(Records that describe figures)
◆ ◆ ◆
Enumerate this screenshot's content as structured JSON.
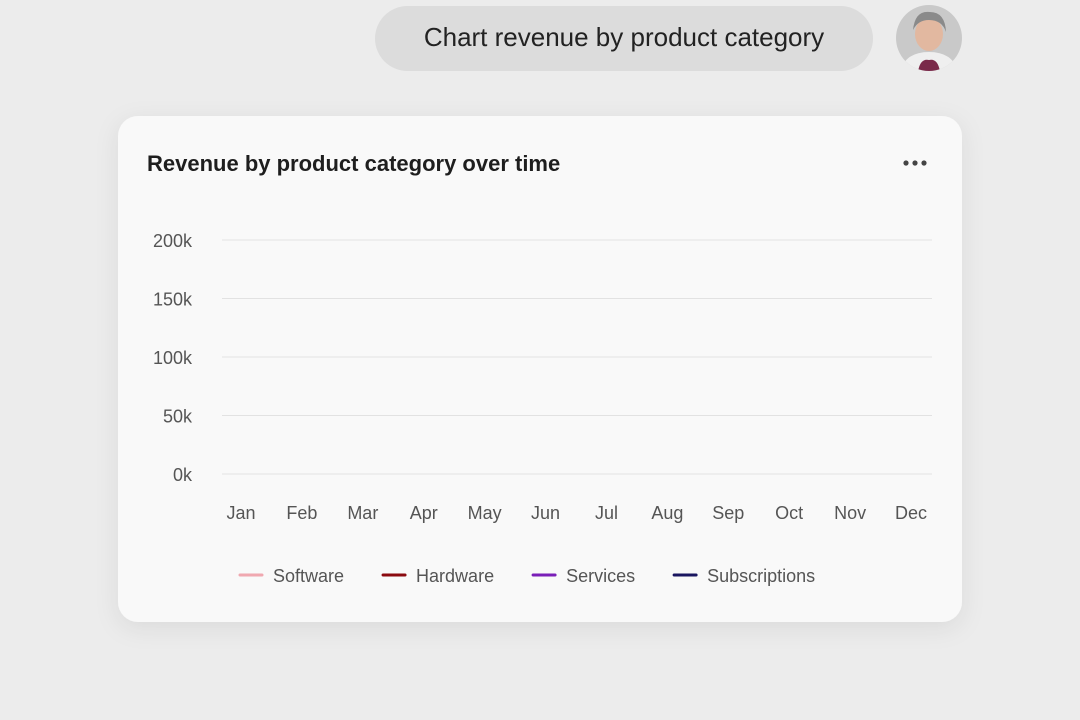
{
  "message": "Chart revenue by product category",
  "chart_data": {
    "type": "line",
    "title": "Revenue by product category over time",
    "categories": [
      "Jan",
      "Feb",
      "Mar",
      "Apr",
      "May",
      "Jun",
      "Jul",
      "Aug",
      "Sep",
      "Oct",
      "Nov",
      "Dec"
    ],
    "series": [
      {
        "name": "Software",
        "color": "#f0a8b0"
      },
      {
        "name": "Hardware",
        "color": "#8b0a10"
      },
      {
        "name": "Services",
        "color": "#7a1fb8"
      },
      {
        "name": "Subscriptions",
        "color": "#1a1660"
      }
    ],
    "ylim": [
      0,
      200000
    ],
    "yticks": [
      {
        "value": 0,
        "label": "0k"
      },
      {
        "value": 50000,
        "label": "50k"
      },
      {
        "value": 100000,
        "label": "100k"
      },
      {
        "value": 150000,
        "label": "150k"
      },
      {
        "value": 200000,
        "label": "200k"
      }
    ],
    "grid": true,
    "legend": "bottom"
  }
}
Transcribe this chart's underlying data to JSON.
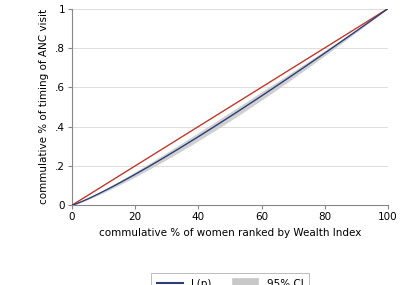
{
  "xlabel": "commulative % of women ranked by Wealth Index",
  "ylabel": "commulative % of timing of ANC visit",
  "xlim": [
    0,
    100
  ],
  "ylim": [
    0,
    1
  ],
  "xticks": [
    0,
    20,
    40,
    60,
    80,
    100
  ],
  "yticks": [
    0,
    0.2,
    0.4,
    0.6,
    0.8,
    1.0
  ],
  "ytick_labels": [
    "0",
    ".2",
    ".4",
    ".6",
    ".8",
    "1"
  ],
  "line_of_equality_color": "#c0392b",
  "lorenz_color": "#2c3e7a",
  "ci_color": "#c8c8c8",
  "ci_alpha": 0.85,
  "background_color": "#ffffff",
  "legend_labels": [
    "L(p)",
    "95% CI"
  ],
  "grid_color": "#d8d8d8",
  "lorenz_exponent": 1.15,
  "ci_max_half": 0.022,
  "font_size": 7.5,
  "label_fontsize": 7.5
}
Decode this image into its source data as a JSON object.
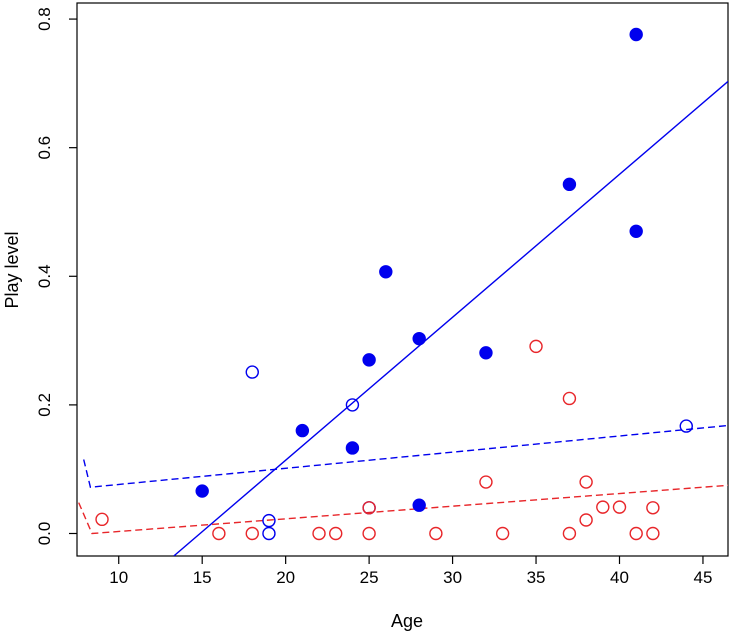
◆ ◆ ◆
In the listing above, locate each line with "product" and copy it.

Response to this exercise |
  "message": "Chart revenue by product category",
    "title": "Revenue by product category over time",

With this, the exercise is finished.